Dataset items
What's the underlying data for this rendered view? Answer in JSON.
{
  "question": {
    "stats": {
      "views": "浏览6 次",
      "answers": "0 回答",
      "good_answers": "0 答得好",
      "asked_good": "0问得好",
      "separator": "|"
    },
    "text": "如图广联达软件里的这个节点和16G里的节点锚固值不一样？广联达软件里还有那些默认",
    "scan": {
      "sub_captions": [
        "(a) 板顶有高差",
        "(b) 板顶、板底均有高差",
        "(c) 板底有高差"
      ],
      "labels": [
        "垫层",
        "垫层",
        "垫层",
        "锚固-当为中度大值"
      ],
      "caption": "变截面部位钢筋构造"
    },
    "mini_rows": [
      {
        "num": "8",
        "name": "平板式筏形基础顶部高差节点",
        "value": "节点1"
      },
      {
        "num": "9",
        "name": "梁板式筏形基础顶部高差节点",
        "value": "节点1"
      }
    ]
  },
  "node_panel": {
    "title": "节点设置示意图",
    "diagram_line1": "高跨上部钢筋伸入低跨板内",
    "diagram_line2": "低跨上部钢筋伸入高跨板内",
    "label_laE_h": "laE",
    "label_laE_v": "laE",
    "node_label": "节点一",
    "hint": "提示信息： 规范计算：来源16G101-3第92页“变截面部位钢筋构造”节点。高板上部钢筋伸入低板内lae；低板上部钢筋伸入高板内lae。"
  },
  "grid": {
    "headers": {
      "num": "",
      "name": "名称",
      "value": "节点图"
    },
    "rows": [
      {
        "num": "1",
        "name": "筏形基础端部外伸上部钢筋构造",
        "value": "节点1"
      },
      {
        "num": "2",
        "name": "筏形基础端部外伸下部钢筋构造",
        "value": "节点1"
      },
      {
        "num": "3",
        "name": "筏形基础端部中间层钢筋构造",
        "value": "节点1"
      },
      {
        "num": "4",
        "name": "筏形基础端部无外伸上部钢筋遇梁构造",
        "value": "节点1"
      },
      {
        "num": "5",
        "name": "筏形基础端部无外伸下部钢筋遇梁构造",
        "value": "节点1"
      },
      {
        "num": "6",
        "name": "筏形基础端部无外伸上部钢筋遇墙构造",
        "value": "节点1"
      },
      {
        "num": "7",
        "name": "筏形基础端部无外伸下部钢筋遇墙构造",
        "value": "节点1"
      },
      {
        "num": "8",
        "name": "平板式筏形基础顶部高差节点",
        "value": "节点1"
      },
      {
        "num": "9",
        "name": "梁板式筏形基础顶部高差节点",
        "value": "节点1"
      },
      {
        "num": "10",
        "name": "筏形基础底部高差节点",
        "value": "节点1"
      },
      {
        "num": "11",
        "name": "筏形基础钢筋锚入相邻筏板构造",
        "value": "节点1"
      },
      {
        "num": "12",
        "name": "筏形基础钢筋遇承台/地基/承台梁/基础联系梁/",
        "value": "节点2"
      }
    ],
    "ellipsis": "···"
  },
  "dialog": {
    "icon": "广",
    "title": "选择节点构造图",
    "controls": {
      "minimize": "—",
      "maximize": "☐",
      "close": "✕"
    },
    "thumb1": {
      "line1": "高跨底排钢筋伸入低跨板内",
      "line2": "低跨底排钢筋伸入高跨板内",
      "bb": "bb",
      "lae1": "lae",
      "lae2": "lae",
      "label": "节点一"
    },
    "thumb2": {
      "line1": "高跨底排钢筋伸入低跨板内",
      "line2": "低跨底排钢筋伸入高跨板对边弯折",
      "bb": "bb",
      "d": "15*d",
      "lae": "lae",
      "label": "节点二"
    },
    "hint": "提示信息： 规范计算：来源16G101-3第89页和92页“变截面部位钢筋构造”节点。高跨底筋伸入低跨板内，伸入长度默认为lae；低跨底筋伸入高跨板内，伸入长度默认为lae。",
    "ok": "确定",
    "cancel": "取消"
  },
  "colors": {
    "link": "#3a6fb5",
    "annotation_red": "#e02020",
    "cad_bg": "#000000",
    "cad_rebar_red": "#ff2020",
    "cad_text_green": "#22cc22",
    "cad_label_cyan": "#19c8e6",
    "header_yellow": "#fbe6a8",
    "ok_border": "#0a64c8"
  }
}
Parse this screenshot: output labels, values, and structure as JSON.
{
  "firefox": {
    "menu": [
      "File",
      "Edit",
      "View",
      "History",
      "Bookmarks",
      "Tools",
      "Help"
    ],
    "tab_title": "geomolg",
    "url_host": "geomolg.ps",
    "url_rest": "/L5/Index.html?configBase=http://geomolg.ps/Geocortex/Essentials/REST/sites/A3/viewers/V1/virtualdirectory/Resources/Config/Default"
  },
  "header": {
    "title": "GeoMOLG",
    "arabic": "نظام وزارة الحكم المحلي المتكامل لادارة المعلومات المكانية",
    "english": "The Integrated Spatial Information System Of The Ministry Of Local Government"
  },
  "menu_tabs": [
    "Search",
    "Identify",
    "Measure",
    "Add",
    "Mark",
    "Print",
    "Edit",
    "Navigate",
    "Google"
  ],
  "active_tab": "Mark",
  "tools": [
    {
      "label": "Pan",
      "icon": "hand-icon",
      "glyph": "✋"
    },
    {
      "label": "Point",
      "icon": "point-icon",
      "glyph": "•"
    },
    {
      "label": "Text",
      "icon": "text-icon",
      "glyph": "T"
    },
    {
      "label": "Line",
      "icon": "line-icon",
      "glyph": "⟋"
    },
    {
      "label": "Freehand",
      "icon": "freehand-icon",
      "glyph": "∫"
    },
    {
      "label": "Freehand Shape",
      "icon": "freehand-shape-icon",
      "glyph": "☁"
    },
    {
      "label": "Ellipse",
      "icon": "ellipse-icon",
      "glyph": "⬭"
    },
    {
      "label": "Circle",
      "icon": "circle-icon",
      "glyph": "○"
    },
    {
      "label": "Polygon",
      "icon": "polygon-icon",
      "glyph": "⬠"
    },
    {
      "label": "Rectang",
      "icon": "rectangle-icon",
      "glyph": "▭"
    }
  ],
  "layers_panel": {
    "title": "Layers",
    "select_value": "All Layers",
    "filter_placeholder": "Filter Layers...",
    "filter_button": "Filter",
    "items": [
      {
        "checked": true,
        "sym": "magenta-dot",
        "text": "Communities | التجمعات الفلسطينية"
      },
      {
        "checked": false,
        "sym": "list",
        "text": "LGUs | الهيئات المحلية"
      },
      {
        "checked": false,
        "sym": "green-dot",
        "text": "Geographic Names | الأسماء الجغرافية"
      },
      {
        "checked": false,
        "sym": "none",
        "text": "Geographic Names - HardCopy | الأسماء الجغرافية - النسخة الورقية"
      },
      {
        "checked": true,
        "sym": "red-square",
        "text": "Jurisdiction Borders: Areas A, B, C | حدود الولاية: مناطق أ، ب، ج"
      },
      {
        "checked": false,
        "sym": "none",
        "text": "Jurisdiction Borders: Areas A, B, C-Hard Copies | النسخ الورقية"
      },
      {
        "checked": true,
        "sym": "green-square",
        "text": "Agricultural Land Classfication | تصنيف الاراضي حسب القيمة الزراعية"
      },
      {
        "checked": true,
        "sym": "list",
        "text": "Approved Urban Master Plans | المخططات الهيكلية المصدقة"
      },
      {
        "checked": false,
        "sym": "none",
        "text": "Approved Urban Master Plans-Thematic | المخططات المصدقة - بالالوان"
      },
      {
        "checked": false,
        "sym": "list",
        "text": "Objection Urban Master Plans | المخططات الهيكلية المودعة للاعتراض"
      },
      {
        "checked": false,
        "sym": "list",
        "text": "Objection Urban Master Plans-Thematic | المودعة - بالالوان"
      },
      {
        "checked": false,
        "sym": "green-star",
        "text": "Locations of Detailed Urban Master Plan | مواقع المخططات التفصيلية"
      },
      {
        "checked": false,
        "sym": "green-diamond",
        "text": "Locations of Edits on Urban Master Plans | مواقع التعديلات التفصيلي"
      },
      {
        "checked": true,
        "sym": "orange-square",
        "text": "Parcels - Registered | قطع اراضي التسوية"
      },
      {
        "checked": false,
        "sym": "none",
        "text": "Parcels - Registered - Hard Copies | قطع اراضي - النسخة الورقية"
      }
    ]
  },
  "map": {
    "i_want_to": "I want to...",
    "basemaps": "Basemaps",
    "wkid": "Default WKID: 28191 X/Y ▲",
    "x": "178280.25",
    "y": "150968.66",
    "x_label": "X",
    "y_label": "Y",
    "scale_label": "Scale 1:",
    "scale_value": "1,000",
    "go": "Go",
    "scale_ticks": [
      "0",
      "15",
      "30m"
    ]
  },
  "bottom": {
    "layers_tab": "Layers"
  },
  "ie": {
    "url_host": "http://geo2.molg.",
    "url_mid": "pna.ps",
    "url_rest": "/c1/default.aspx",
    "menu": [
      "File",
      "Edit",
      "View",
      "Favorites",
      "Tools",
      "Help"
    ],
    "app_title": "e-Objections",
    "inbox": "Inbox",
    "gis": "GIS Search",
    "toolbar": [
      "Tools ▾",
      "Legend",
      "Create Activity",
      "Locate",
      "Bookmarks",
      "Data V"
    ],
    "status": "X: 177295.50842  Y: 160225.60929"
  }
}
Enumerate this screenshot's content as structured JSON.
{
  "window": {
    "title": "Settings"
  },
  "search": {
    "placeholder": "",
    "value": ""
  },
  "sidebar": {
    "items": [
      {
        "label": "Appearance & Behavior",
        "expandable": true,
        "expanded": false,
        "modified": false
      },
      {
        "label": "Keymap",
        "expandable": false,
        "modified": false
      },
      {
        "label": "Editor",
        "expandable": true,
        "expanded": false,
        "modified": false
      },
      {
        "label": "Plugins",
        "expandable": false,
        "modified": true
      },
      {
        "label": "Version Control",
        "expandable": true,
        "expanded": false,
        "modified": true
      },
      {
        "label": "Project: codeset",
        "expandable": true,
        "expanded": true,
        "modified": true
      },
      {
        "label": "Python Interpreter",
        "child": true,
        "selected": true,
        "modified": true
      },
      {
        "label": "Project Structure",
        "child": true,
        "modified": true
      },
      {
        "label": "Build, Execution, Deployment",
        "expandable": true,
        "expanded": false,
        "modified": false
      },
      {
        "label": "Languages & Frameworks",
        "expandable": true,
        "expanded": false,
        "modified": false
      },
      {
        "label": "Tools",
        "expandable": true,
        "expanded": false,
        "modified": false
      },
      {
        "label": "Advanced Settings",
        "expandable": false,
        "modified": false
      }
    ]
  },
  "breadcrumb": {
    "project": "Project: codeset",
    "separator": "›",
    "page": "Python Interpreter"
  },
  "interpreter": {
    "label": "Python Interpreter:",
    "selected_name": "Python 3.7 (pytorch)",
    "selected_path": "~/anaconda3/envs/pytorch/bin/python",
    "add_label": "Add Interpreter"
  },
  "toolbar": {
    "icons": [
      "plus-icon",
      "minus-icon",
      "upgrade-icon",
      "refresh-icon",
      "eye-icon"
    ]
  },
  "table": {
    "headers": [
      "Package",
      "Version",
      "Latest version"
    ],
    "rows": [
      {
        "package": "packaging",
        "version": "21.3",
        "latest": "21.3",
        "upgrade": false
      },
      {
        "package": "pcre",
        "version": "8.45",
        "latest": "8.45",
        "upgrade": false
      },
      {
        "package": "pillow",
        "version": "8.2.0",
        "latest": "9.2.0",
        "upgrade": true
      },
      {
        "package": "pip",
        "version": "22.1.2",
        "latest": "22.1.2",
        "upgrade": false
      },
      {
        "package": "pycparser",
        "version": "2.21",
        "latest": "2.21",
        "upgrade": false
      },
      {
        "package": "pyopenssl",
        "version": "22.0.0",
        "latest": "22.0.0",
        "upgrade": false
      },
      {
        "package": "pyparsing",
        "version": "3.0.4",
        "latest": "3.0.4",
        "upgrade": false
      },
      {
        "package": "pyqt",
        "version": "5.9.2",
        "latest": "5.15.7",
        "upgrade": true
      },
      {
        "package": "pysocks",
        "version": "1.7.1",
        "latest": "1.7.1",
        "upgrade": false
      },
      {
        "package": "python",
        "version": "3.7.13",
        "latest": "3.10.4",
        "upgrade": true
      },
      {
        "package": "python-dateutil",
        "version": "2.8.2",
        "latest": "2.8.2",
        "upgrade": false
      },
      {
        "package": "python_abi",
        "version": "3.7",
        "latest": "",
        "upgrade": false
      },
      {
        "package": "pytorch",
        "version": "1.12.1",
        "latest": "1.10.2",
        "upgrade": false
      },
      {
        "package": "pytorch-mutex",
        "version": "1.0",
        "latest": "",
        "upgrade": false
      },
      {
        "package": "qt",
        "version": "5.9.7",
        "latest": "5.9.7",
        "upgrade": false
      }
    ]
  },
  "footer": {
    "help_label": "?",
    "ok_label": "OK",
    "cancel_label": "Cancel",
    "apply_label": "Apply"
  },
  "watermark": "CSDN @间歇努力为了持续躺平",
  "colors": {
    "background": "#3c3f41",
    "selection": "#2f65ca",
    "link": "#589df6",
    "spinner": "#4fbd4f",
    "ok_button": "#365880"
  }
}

Task to carry out:
Look through the records and gather each line with the word "Thematic".

Answer to the exercise:
        "text": "Approved Urban Master Plans-Thematic | المخططات المصدقة - بالالوان"
        "text": "Objection Urban Master Plans-Thematic | المودعة - بالالوان"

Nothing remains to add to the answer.